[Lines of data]
★ ★ ★ ★ ★ ★ ★

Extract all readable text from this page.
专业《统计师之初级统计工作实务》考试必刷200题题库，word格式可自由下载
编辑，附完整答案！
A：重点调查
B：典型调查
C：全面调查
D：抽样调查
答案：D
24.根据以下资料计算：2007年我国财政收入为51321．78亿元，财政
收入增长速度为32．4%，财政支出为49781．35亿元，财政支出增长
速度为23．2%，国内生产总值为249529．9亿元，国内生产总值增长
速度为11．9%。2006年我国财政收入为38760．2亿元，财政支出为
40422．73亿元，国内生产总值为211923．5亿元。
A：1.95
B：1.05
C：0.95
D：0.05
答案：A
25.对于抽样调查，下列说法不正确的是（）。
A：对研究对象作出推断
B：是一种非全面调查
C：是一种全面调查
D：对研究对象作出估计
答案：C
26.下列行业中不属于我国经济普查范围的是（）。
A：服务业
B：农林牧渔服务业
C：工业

★ ★ ★ ★ ★ ★ ★

### Written request
Print every entry exactly as written.

### Output for this exercise
Extract all readable text from this page.
专业《统计师之初级统计工作实务》考试必刷200题题库，word格式可自由下载
编辑，附完整答案！
A：重点调查
B：典型调查
C：全面调查
D：抽样调查
答案：D
24.根据以下资料计算：2007年我国财政收入为51321．78亿元，财政
收入增长速度为32．4%，财政支出为49781．35亿元，财政支出增长
速度为23．2%，国内生产总值为249529．9亿元，国内生产总值增长
速度为11．9%。2006年我国财政收入为38760．2亿元，财政支出为
40422．73亿元，国内生产总值为211923．5亿元。
A：1.95
B：1.05
C：0.95
D：0.05
答案：A
25.对于抽样调查，下列说法不正确的是（）。
A：对研究对象作出推断
B：是一种非全面调查
C：是一种全面调查
D：对研究对象作出估计
答案：C
26.下列行业中不属于我国经济普查范围的是（）。
A：服务业
B：农林牧渔服务业
C：工业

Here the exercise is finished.